== Aim ==
Write each line out exactly, leaving none out.

== Records to process ==

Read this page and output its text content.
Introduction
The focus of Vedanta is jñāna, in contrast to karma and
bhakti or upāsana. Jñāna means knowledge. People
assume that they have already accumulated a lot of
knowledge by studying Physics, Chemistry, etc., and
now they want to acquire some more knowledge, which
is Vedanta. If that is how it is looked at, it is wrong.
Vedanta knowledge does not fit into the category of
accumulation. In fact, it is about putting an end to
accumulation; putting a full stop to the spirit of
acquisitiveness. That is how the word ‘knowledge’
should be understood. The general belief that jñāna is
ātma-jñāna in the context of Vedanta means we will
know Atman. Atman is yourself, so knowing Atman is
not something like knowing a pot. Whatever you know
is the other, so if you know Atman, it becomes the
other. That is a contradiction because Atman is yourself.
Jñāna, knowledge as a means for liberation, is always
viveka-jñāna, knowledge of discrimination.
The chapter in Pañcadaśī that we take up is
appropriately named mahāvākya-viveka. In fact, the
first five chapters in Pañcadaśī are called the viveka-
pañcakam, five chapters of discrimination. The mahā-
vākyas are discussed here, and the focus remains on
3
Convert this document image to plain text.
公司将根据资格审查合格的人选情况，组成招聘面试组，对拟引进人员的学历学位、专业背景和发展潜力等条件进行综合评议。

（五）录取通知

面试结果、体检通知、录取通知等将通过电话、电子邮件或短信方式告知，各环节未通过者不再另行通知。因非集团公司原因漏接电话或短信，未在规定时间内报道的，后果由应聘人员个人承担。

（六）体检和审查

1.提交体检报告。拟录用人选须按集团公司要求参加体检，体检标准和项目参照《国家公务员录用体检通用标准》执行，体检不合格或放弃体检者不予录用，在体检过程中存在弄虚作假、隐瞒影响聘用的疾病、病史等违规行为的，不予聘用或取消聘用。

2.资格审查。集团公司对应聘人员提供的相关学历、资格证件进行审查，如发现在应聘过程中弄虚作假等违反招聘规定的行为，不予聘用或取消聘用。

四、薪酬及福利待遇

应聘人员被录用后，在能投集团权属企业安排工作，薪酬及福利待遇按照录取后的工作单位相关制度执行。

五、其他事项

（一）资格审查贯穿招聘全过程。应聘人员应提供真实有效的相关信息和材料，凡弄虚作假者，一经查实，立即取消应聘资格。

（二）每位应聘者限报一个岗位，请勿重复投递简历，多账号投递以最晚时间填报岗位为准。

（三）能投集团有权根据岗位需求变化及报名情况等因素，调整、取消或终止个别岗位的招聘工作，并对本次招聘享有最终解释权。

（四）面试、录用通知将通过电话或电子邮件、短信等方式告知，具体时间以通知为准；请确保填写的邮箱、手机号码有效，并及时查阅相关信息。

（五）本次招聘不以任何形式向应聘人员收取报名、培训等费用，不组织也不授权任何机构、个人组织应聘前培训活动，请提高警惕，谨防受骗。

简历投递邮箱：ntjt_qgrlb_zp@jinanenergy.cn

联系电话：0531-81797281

== Result of the task ==
Read this page and output its text content.
Introduction
The focus of Vedanta is jñāna, in contrast to karma and
bhakti or upāsana. Jñāna means knowledge. People
assume that they have already accumulated a lot of
knowledge by studying Physics, Chemistry, etc., and
now they want to acquire some more knowledge, which
is Vedanta. If that is how it is looked at, it is wrong.
Vedanta knowledge does not fit into the category of
accumulation. In fact, it is about putting an end to
accumulation; putting a full stop to the spirit of
acquisitiveness. That is how the word ‘knowledge’
should be understood. The general belief that jñāna is
ātma-jñāna in the context of Vedanta means we will
know Atman. Atman is yourself, so knowing Atman is
not something like knowing a pot. Whatever you know
is the other, so if you know Atman, it becomes the
other. That is a contradiction because Atman is yourself.
Jñāna, knowledge as a means for liberation, is always
viveka-jñāna, knowledge of discrimination.
The chapter in Pañcadaśī that we take up is
appropriately named mahāvākya-viveka. In fact, the
first five chapters in Pañcadaśī are called the viveka-
pañcakam, five chapters of discrimination. The mahā-
vākyas are discussed here, and the focus remains on
3
Convert this document image to plain text.
公司将根据资格审查合格的人选情况，组成招聘面试组，对拟引进人员的学历学位、专业背景和发展潜力等条件进行综合评议。

（五）录取通知

面试结果、体检通知、录取通知等将通过电话、电子邮件或短信方式告知，各环节未通过者不再另行通知。因非集团公司原因漏接电话或短信，未在规定时间内报道的，后果由应聘人员个人承担。

（六）体检和审查

1.提交体检报告。拟录用人选须按集团公司要求参加体检，体检标准和项目参照《国家公务员录用体检通用标准》执行，体检不合格或放弃体检者不予录用，在体检过程中存在弄虚作假、隐瞒影响聘用的疾病、病史等违规行为的，不予聘用或取消聘用。

2.资格审查。集团公司对应聘人员提供的相关学历、资格证件进行审查，如发现在应聘过程中弄虚作假等违反招聘规定的行为，不予聘用或取消聘用。

四、薪酬及福利待遇

应聘人员被录用后，在能投集团权属企业安排工作，薪酬及福利待遇按照录取后的工作单位相关制度执行。

五、其他事项

（一）资格审查贯穿招聘全过程。应聘人员应提供真实有效的相关信息和材料，凡弄虚作假者，一经查实，立即取消应聘资格。

（二）每位应聘者限报一个岗位，请勿重复投递简历，多账号投递以最晚时间填报岗位为准。

（三）能投集团有权根据岗位需求变化及报名情况等因素，调整、取消或终止个别岗位的招聘工作，并对本次招聘享有最终解释权。

（四）面试、录用通知将通过电话或电子邮件、短信等方式告知，具体时间以通知为准；请确保填写的邮箱、手机号码有效，并及时查阅相关信息。

（五）本次招聘不以任何形式向应聘人员收取报名、培训等费用，不组织也不授权任何机构、个人组织应聘前培训活动，请提高警惕，谨防受骗。

简历投递邮箱：ntjt_qgrlb_zp@jinanenergy.cn

联系电话：0531-81797281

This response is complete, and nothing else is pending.